(The input):

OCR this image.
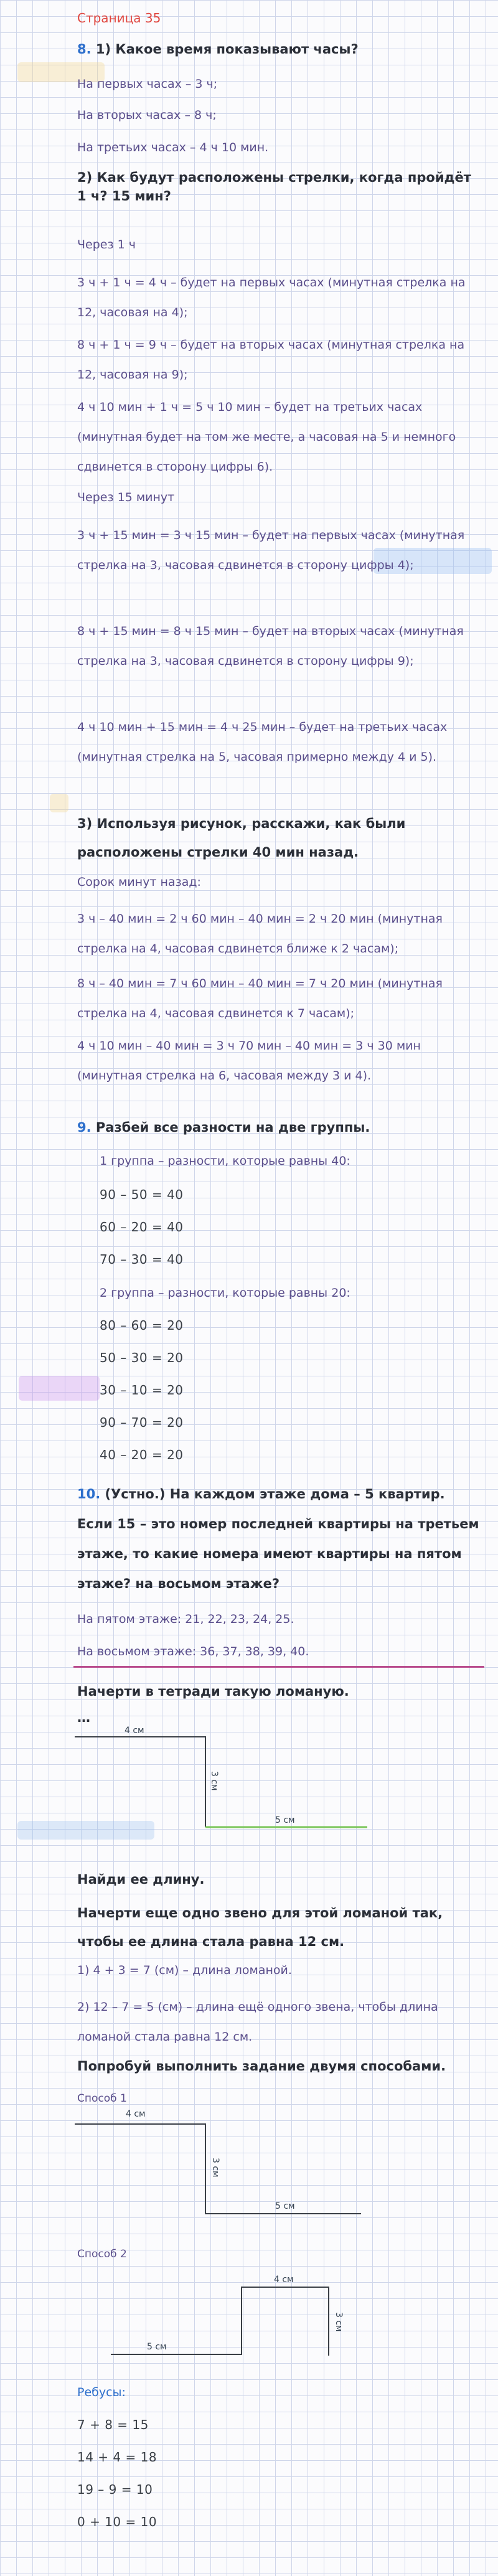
Страница 35
8. 1) Какое время показывают часы?
На первых часах – 3 ч;
На вторых часах – 8 ч;
На третьих часах – 4 ч 10 мин.
2) Как будут расположены стрелки, когда пройдёт 1 ч? 15 мин?
Через 1 ч
3 ч + 1 ч = 4 ч – будет на первых часах (минутная стрелка на 12, часовая на 4);
8 ч + 1 ч = 9 ч – будет на вторых часах (минутная стрелка на 12, часовая на 9);
4 ч 10 мин + 1 ч = 5 ч 10 мин – будет на третьих часах (минутная будет на том же месте, а часовая на 5 и немного сдвинется в сторону цифры 6).
Через 15 минут
3 ч + 15 мин = 3 ч 15 мин – будет на первых часах (минутная стрелка на 3, часовая сдвинется в сторону цифры 4);
8 ч + 15 мин = 8 ч 15 мин – будет на вторых часах (минутная стрелка на 3, часовая сдвинется в сторону цифры 9);
4 ч 10 мин + 15 мин = 4 ч 25 мин – будет на третьих часах (минутная стрелка на 5, часовая примерно между 4 и 5).
3) Используя рисунок, расскажи, как были расположены стрелки 40 мин назад.
Сорок минут назад:
3 ч – 40 мин = 2 ч 60 мин – 40 мин = 2 ч 20 мин (минутная стрелка на 4, часовая сдвинется ближе к 2 часам);
8 ч – 40 мин = 7 ч 60 мин – 40 мин = 7 ч 20 мин (минутная стрелка на 4, часовая сдвинется к 7 часам);
4 ч 10 мин – 40 мин = 3 ч 70 мин – 40 мин = 3 ч 30 мин (минутная стрелка на 6, часовая между 3 и 4).
9. Разбей все разности на две группы.
1 группа – разности, которые равны 40:
90 – 50 = 40
60 – 20 = 40
70 – 30 = 40
2 группа – разности, которые равны 20:
80 – 60 = 20
50 – 30 = 20
30 – 10 = 20
90 – 70 = 20
40 – 20 = 20
10. (Устно.) На каждом этаже дома – 5 квартир. Если 15 – это номер последней квартиры на третьем этаже, то какие номера имеют квартиры на пятом этаже? на восьмом этаже?
На пятом этаже: 21, 22, 23, 24, 25.
На восьмом этаже: 36, 37, 38, 39, 40.
Начерти в тетради такую ломаную.
…
4 см
3 см
5 см
Найди ее длину.
Начерти еще одно звено для этой ломаной так, чтобы ее длина стала равна 12 см.
1) 4 + 3 = 7 (см) – длина ломаной.
2) 12 – 7 = 5 (см) – длина ещё одного звена, чтобы длина ломаной стала равна 12 см.
Попробуй выполнить задание двумя способами.
Способ 1
4 см
3 см
5 см
Способ 2
4 см
3 см
5 см
Ребусы:
7 + 8 = 15
14 + 4 = 18
19 – 9 = 10
0 + 10 = 10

(Task):
Identify each line containing the string "пятом" and copy it out.

(Solution to this problem):
10. (Устно.) На каждом этаже дома – 5 квартир. Если 15 – это номер последней квартиры на третьем этаже, то какие номера имеют квартиры на пятом этаже? на восьмом этаже?
На пятом этаже: 21, 22, 23, 24, 25.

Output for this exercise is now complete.